● **THE EXERCISE**:
Reproduce the entries exactly.

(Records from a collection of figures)
------

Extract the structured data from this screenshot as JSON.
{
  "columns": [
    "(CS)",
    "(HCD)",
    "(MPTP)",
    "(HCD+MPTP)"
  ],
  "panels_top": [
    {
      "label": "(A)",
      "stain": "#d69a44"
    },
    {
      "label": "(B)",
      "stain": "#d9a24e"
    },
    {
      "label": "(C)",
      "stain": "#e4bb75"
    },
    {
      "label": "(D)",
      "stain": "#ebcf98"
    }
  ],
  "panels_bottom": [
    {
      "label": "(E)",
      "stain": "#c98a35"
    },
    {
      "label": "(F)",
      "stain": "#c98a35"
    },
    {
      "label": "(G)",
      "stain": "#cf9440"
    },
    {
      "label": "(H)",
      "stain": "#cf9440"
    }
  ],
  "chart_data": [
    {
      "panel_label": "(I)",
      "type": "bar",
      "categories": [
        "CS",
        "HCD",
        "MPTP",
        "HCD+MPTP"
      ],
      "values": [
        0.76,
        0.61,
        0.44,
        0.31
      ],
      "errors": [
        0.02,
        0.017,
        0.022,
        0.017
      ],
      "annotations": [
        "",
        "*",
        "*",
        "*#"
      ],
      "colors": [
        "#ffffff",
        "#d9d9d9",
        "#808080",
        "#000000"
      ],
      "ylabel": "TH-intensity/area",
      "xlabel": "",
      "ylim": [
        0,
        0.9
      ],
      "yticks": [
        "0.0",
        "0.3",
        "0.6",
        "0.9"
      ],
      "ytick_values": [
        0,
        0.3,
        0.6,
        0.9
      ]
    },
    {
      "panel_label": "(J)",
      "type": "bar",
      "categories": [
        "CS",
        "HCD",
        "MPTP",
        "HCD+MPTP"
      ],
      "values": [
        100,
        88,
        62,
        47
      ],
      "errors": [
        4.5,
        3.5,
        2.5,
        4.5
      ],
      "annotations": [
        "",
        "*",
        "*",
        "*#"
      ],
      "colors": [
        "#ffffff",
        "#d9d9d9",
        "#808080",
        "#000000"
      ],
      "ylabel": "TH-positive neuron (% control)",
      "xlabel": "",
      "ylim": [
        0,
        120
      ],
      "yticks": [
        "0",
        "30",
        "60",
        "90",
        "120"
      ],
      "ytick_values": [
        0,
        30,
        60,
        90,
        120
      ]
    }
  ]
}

------

● **CORRECT OUTPUT**:
Extract the structured data from this screenshot as JSON.
{
  "columns": [
    "(CS)",
    "(HCD)",
    "(MPTP)",
    "(HCD+MPTP)"
  ],
  "panels_top": [
    {
      "label": "(A)",
      "stain": "#d69a44"
    },
    {
      "label": "(B)",
      "stain": "#d9a24e"
    },
    {
      "label": "(C)",
      "stain": "#e4bb75"
    },
    {
      "label": "(D)",
      "stain": "#ebcf98"
    }
  ],
  "panels_bottom": [
    {
      "label": "(E)",
      "stain": "#c98a35"
    },
    {
      "label": "(F)",
      "stain": "#c98a35"
    },
    {
      "label": "(G)",
      "stain": "#cf9440"
    },
    {
      "label": "(H)",
      "stain": "#cf9440"
    }
  ],
  "chart_data": [
    {
      "panel_label": "(I)",
      "type": "bar",
      "categories": [
        "CS",
        "HCD",
        "MPTP",
        "HCD+MPTP"
      ],
      "values": [
        0.76,
        0.61,
        0.44,
        0.31
      ],
      "errors": [
        0.02,
        0.017,
        0.022,
        0.017
      ],
      "annotations": [
        "",
        "*",
        "*",
        "*#"
      ],
      "colors": [
        "#ffffff",
        "#d9d9d9",
        "#808080",
        "#000000"
      ],
      "ylabel": "TH-intensity/area",
      "xlabel": "",
      "ylim": [
        0,
        0.9
      ],
      "yticks": [
        "0.0",
        "0.3",
        "0.6",
        "0.9"
      ],
      "ytick_values": [
        0,
        0.3,
        0.6,
        0.9
      ]
    },
    {
      "panel_label": "(J)",
      "type": "bar",
      "categories": [
        "CS",
        "HCD",
        "MPTP",
        "HCD+MPTP"
      ],
      "values": [
        100,
        88,
        62,
        47
      ],
      "errors": [
        4.5,
        3.5,
        2.5,
        4.5
      ],
      "annotations": [
        "",
        "*",
        "*",
        "*#"
      ],
      "colors": [
        "#ffffff",
        "#d9d9d9",
        "#808080",
        "#000000"
      ],
      "ylabel": "TH-positive neuron (% control)",
      "xlabel": "",
      "ylim": [
        0,
        120
      ],
      "yticks": [
        "0",
        "30",
        "60",
        "90",
        "120"
      ],
      "ytick_values": [
        0,
        30,
        60,
        90,
        120
      ]
    }
  ]
}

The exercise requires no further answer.